Ayer, #11deMayo, el Comité para la Libertad de los Presos Políticos (@clippve) anunció la muerte de Ariadna Pinto, una joven de 20 años cuya vida fue apagada por la maquinaria del poder que rige en Venezuela. Su historia no es un caso aislado, pero su brutal desenlace nos enfrenta de nuevo al hecho de que en Venezuela, la crueldad no es un accidente del sistema; es el sistema mismo.

Ariadna fue detenida en agosto de 2024 tras protestar contra el fraude electoral del 28 de julio. Acusada de “incitación al odio” y “terrorismo” por una jefa de calle, su vida dio un giro fatal. Diagnosticada con diabetes tipo I desde los 10 años y con hipertensión arterial a los 19, su salud colapsó en el encierro: hiperglucemias extremas, retención de líquidos, convulsiones. Fue hospitalizada, pero devuelta a su celda sin tratamiento adecuado. Incluso internada, la mantuvieron esposada, un gesto que no era solo humillante, sino profundamente inhumano. Su madre, Elizabeth Pinto, asumió sola los costos médicos, sostenida por la solidaridad de amigos. El Estado ni siquiera fingió cuidarla. Excarcelada en diciembre bajo presión pública, Ariadna ya estaba al límite. El 10 de mayo, un paro respiratorio puso fin a su sufrimiento.

▸ INSTRUCCIONES:
[a] ¿En qué mes y año fue detenida Ariadna Pinto, según el texto sobre su muerte?
[b] Prosigue el texto sobre la muerte de Ariadna Pinto a partir de su última oración.

▸ REGISTROS DADOS:
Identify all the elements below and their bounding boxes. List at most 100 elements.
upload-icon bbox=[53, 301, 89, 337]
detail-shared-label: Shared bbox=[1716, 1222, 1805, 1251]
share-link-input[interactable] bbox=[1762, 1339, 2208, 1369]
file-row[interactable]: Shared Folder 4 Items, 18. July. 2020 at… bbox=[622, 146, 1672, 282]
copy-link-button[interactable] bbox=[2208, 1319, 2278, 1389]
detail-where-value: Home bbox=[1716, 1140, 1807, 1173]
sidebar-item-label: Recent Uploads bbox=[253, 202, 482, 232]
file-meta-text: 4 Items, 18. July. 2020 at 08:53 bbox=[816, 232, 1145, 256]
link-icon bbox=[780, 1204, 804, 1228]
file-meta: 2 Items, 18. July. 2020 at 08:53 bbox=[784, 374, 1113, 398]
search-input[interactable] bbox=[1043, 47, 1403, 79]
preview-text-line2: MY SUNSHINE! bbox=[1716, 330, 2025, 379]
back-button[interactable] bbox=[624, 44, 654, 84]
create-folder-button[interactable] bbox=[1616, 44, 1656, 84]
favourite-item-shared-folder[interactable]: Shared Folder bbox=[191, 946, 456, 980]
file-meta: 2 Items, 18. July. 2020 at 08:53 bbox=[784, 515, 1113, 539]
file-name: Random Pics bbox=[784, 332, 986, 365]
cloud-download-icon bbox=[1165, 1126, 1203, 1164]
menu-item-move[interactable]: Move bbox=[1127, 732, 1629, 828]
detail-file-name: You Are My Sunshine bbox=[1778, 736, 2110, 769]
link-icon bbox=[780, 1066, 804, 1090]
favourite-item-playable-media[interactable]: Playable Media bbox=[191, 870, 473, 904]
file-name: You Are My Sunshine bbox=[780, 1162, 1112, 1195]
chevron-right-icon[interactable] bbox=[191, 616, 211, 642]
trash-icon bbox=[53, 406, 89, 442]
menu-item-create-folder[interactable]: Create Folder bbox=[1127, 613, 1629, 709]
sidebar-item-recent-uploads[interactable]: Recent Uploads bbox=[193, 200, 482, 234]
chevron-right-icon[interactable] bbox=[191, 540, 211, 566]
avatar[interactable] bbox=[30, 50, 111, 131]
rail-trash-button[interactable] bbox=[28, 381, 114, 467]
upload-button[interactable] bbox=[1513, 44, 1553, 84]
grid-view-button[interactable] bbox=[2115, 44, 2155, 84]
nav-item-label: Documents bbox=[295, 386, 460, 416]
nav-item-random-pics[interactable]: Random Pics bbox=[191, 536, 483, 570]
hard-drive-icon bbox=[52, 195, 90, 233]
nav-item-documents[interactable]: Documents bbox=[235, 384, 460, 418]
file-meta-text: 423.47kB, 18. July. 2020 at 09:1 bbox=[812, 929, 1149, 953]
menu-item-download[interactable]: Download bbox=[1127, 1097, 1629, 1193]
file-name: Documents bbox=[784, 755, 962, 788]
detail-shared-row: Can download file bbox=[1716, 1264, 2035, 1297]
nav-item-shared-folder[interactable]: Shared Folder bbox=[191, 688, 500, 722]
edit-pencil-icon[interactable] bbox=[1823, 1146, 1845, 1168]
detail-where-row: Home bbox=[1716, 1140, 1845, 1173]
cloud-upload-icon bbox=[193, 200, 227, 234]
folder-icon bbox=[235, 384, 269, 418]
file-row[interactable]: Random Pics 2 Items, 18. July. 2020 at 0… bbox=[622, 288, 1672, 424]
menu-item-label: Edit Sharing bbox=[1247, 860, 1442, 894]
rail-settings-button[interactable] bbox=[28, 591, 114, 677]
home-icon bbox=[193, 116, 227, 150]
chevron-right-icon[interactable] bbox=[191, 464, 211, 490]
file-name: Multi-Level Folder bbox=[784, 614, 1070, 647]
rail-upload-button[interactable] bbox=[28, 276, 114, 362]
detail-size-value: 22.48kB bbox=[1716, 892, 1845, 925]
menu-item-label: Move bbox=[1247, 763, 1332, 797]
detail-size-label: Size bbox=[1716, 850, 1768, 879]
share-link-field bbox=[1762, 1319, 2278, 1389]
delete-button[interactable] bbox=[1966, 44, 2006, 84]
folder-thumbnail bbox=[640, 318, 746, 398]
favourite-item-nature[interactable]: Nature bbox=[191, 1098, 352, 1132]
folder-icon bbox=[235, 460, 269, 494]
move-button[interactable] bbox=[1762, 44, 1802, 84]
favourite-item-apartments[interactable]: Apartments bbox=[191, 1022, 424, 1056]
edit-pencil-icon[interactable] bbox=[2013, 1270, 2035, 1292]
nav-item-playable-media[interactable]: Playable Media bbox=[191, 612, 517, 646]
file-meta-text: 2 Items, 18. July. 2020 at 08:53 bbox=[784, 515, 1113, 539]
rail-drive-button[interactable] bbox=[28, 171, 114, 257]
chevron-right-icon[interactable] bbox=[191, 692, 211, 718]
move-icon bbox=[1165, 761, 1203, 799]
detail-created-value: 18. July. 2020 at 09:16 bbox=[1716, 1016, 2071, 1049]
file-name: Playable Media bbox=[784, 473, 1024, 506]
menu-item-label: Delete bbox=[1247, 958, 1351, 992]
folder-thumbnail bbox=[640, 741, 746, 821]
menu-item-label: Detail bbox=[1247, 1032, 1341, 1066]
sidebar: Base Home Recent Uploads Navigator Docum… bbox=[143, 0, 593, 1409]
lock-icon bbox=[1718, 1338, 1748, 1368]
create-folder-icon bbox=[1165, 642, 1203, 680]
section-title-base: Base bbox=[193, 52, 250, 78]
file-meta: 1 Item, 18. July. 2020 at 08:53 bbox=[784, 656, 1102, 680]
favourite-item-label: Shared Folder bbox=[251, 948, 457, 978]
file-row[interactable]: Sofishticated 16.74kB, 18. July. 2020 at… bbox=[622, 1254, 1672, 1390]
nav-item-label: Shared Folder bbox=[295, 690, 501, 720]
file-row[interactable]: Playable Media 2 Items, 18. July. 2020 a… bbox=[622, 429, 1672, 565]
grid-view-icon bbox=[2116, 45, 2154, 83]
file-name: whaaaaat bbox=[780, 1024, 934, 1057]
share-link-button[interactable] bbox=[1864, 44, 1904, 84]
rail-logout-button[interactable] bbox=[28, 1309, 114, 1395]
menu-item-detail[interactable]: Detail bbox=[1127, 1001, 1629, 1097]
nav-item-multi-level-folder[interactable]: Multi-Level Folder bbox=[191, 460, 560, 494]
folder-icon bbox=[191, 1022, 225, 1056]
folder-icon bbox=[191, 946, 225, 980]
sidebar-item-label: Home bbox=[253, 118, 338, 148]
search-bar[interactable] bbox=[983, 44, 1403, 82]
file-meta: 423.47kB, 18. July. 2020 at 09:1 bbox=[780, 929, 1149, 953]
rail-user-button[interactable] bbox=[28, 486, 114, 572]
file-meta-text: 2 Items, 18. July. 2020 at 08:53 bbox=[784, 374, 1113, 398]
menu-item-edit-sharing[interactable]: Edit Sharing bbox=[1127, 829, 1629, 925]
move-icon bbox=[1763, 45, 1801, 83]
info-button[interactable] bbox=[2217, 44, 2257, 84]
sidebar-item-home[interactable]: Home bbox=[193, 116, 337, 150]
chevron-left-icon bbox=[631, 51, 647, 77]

▸ RESPUESTAS:
[a] En agosto de 2024.

[b]
Ariadna no murió por su enfermedad. La mató el sistema de la crueldad: la vecina que la denunció, los carceleros que la esposaron, los jueces que ignoraron su deterioro, el hospital que la devolvió a su celda sin cuidado alguno, y un gobierno que ve en su cuerpo rendido un “ejemplo” para silenciar a otros.

Apenas una semana antes, el 5 de mayo, el país lloraba otro joven muerto: Lindomar Amaro Bustamante, quien se suicidó en la cárcel de Tocorón tras meses de torturas, aislamiento y desesperación.

Estas tragedias evocan lo que Hannah Arendt describe en Los orígenes del totalitarismo como “muertes superfluas”. En los regímenes totalitarios, las personas son reducidas a seres prescindibles, vidas que no importan, cuerpos que estorban en la lógica del poder. Ariadna y Lindomar fueron superfluos para el régimen madurista: su existencia, su dolor, su humanidad no tuvieron valor. Negarles tratamiento, dejarlos morir, es un mensaje deliberado: protestar acarrea el mas alto costo.

La crueldad se ha convertido en una herramienta de gobierno, y no necesita torturas públicas ni ejecuciones espectaculares. Le basta con esposar a una joven moribunda en una cama de hospital, con dejar sin medicamentos a un preso enfermo, con hacer desaparecer a un defensor de derechos humanos. Es una crueldad silenciosa, burocrática, que opera a sabiendas que no enfrentará consecuencias.

Primo Levi decía sobre Auschwitz: “Aquí no hay porqués”. En Venezuela, la muerte de Ariadna no tiene un “porqué” que el régimen deba justificar. Simplemente ocurre, porque el sistema está diseñado para que ocurra.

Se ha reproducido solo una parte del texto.